| Information provided |
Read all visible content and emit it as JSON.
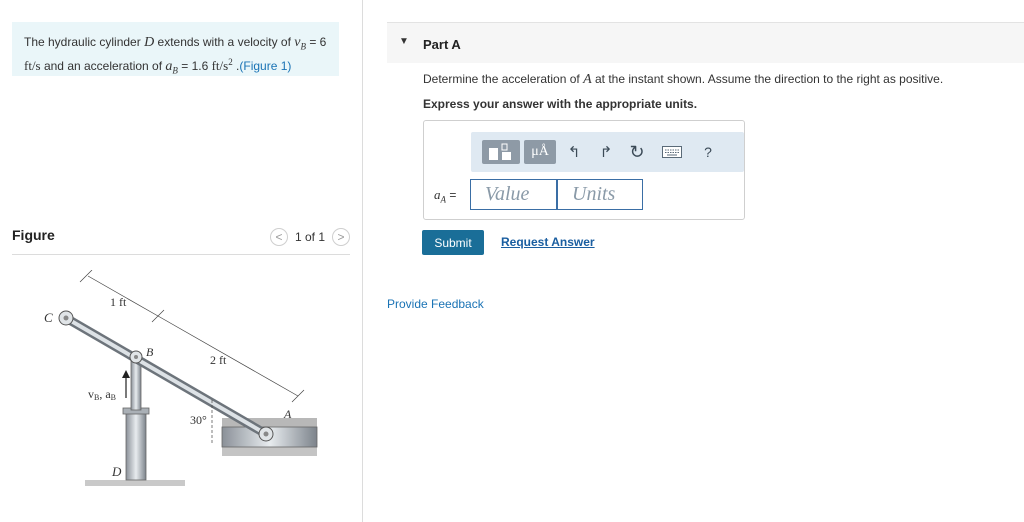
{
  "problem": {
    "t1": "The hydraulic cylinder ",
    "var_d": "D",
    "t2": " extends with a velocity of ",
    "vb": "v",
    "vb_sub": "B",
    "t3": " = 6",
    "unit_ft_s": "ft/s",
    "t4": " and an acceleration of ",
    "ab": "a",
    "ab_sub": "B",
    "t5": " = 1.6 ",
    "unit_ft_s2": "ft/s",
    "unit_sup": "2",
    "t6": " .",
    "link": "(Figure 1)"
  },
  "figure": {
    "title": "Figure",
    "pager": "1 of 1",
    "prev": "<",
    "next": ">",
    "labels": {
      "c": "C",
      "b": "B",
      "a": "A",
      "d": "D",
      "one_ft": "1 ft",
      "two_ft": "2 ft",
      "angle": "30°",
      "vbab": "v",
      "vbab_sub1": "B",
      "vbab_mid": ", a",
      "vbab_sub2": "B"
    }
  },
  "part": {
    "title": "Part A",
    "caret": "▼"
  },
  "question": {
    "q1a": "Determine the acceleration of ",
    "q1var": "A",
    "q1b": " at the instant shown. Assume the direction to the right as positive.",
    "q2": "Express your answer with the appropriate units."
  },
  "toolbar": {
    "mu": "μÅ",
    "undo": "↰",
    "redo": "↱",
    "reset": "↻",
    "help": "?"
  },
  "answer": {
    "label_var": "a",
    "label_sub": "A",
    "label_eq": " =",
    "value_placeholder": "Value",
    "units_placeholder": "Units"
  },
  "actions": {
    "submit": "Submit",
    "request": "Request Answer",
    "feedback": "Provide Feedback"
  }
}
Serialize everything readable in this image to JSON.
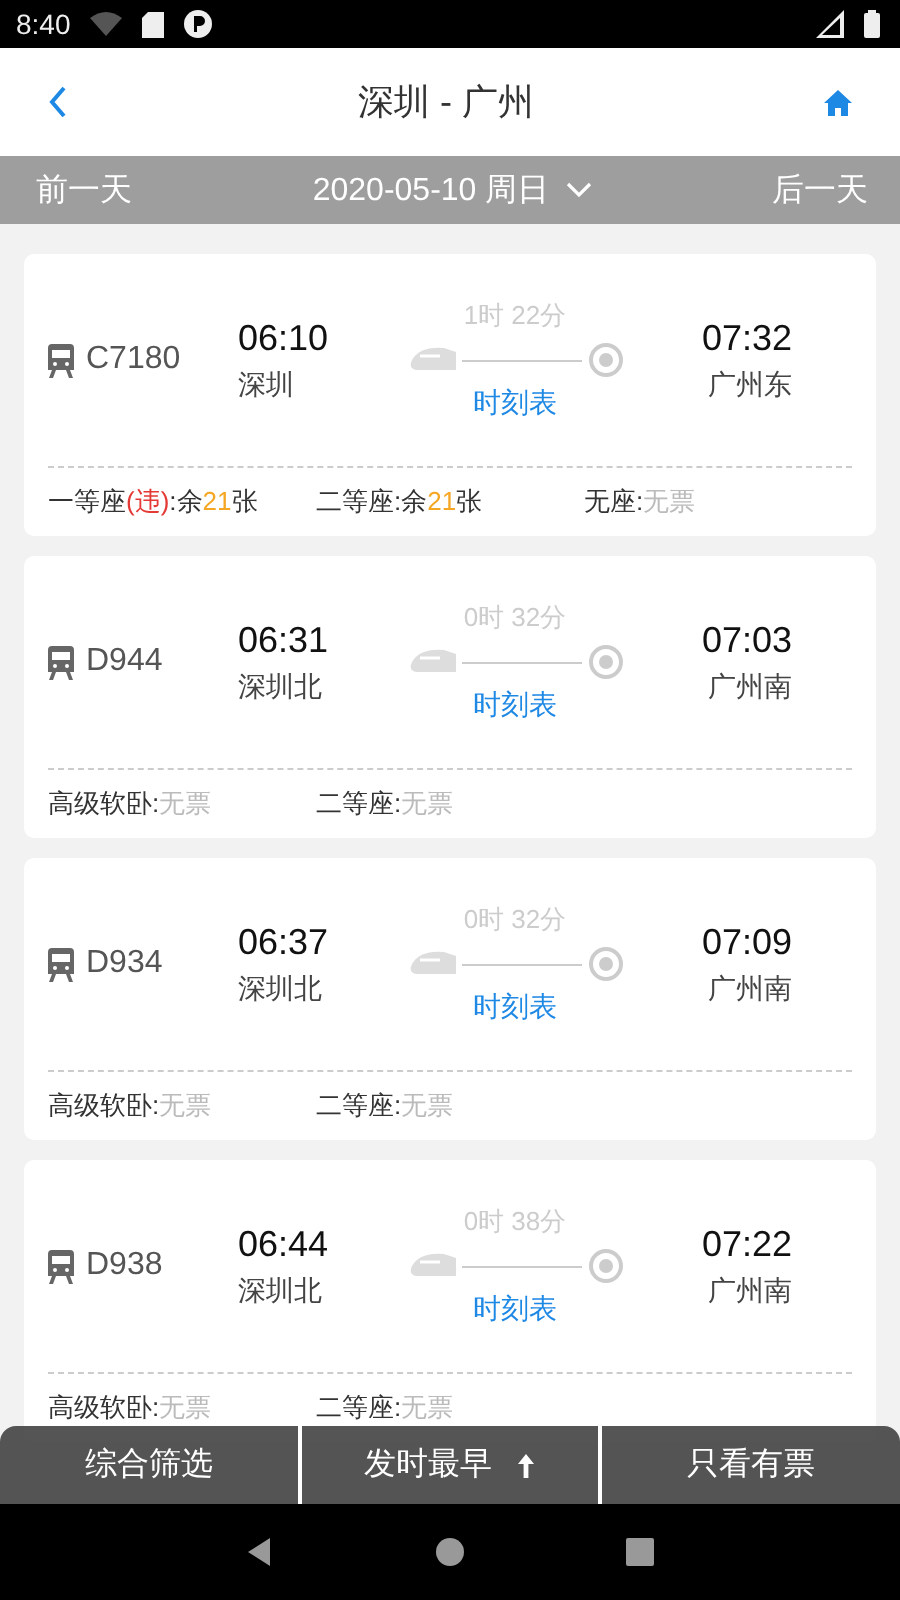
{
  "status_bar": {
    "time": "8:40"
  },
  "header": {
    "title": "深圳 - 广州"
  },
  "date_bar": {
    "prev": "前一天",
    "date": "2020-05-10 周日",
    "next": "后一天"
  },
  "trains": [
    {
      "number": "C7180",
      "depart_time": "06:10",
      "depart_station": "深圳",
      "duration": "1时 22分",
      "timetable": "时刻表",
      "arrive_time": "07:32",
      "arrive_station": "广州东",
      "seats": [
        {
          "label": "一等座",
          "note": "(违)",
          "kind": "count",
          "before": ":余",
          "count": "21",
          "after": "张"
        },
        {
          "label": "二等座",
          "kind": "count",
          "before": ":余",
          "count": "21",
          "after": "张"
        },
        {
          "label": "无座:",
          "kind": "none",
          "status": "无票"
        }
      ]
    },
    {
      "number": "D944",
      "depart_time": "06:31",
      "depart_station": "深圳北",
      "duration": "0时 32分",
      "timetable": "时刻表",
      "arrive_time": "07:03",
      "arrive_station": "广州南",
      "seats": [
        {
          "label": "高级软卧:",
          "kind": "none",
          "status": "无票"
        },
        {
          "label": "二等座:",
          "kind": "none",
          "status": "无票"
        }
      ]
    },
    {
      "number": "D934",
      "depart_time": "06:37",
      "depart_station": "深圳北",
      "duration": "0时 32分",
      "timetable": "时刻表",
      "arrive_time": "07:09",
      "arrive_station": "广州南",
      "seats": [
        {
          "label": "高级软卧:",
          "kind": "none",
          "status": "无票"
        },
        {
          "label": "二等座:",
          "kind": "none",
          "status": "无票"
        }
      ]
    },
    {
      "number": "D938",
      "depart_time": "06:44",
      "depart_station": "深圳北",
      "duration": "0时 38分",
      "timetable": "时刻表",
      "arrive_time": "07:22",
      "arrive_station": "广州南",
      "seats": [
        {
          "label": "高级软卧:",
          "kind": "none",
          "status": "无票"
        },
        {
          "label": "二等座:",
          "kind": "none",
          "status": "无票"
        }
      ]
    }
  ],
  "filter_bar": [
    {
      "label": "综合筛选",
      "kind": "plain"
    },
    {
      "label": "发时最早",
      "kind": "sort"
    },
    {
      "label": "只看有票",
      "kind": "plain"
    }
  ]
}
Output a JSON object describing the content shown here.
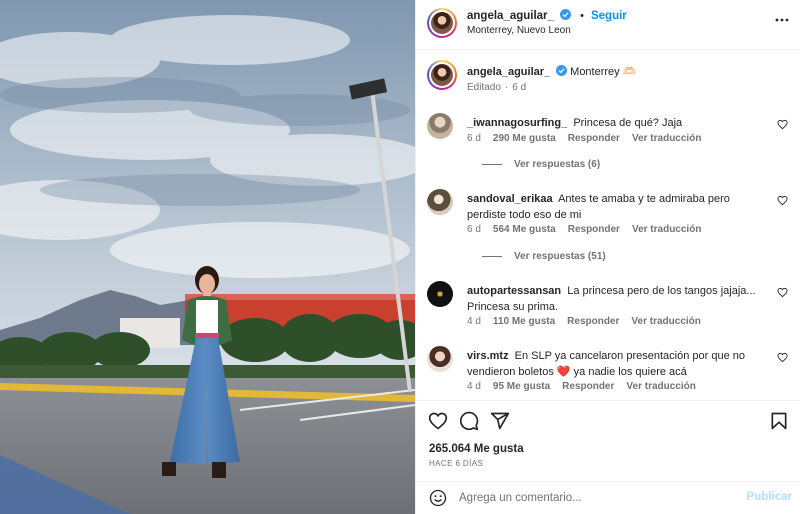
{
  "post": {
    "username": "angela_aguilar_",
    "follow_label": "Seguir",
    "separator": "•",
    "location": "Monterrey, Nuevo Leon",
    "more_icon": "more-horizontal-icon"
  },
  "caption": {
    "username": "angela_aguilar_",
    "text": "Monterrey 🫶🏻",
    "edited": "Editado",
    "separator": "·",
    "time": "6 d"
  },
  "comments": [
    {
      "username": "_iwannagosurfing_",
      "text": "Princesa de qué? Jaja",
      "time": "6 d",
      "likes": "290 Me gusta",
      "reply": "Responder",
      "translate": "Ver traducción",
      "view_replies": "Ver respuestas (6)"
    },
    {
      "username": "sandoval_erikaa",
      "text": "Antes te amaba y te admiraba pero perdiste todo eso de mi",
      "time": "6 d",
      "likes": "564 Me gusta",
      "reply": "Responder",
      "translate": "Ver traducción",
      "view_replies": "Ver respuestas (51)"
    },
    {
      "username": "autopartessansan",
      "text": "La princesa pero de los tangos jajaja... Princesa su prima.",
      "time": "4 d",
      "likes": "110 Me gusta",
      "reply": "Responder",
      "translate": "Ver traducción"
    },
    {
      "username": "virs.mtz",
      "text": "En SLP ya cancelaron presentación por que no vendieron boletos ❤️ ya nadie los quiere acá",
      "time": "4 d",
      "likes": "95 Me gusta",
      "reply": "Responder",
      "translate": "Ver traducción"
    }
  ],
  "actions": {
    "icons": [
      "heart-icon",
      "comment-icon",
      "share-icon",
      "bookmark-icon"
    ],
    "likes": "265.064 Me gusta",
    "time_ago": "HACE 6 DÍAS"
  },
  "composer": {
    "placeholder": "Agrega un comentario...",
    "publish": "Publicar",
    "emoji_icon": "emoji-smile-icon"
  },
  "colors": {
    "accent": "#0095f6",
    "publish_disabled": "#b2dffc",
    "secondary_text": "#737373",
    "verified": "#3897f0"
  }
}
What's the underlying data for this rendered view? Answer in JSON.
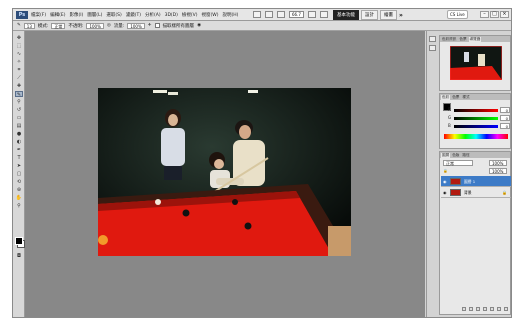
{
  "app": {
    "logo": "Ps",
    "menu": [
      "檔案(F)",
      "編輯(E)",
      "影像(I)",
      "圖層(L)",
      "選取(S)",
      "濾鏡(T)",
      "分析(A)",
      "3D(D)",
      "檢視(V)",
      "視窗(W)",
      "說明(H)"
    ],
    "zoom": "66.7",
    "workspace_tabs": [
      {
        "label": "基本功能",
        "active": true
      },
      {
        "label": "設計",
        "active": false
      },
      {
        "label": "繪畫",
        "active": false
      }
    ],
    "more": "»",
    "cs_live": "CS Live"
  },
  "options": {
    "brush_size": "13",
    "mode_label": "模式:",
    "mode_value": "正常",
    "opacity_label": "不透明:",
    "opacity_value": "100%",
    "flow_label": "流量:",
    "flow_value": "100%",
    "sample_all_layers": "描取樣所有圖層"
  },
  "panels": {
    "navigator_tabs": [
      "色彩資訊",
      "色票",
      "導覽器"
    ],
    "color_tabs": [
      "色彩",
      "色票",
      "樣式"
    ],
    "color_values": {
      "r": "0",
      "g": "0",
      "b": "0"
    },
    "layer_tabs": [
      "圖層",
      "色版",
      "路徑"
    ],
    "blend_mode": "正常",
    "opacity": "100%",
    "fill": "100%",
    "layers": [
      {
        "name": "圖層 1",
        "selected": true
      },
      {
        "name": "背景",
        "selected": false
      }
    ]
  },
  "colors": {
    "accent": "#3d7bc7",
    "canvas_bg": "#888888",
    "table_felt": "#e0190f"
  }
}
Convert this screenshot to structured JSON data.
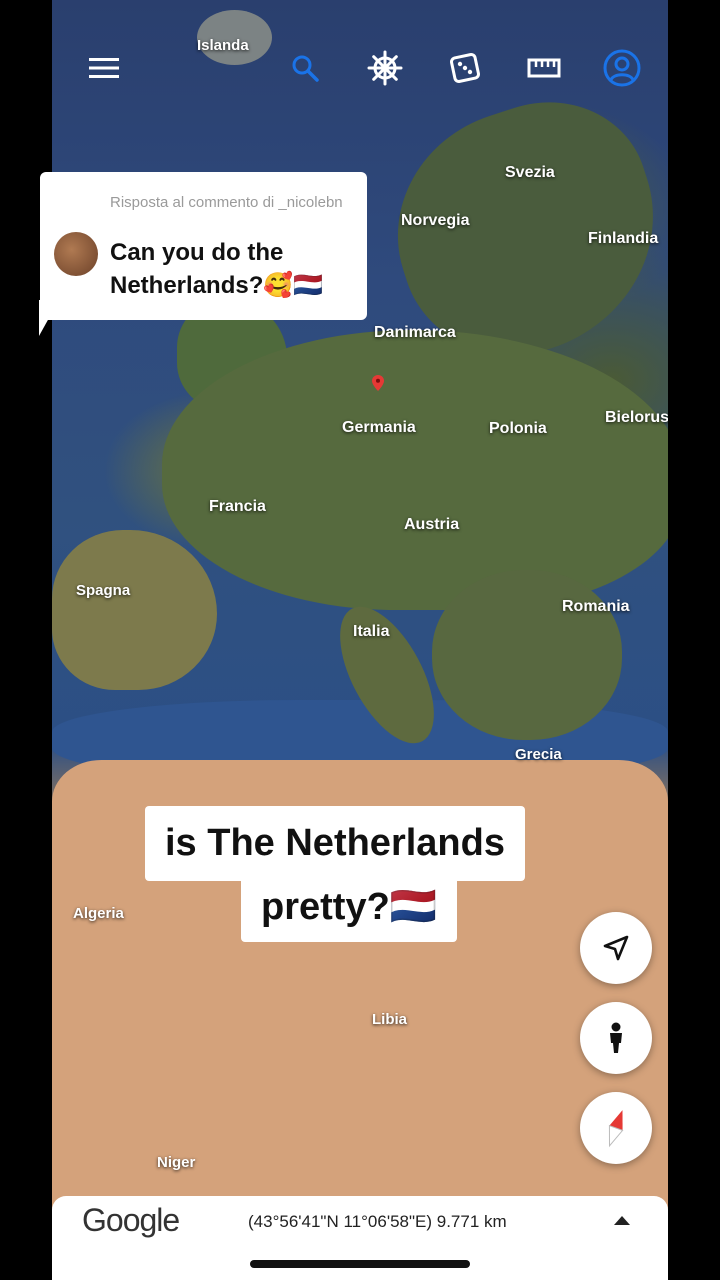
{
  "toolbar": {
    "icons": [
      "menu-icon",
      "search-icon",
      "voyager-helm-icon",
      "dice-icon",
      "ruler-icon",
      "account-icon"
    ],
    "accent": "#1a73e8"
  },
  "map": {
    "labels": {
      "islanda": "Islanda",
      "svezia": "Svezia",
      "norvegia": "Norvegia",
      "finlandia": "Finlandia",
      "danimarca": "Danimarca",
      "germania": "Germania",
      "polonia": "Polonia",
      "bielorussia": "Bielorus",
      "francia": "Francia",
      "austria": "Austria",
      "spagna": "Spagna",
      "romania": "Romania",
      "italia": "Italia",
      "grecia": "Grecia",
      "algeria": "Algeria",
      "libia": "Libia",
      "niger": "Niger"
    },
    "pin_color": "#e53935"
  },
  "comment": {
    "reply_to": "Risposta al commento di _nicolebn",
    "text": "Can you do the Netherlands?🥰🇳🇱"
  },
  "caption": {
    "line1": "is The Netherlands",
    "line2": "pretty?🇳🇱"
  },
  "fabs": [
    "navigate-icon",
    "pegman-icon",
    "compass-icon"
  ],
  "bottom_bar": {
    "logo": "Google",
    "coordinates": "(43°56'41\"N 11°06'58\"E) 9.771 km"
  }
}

| Written request |
Look through the entries above. Extract each line with the word "likes".

| Full solution |
      "likes": "290 Me gusta",
      "likes": "564 Me gusta",
      "likes": "110 Me gusta",
      "likes": "95 Me gusta",
    "likes": "265.064 Me gusta",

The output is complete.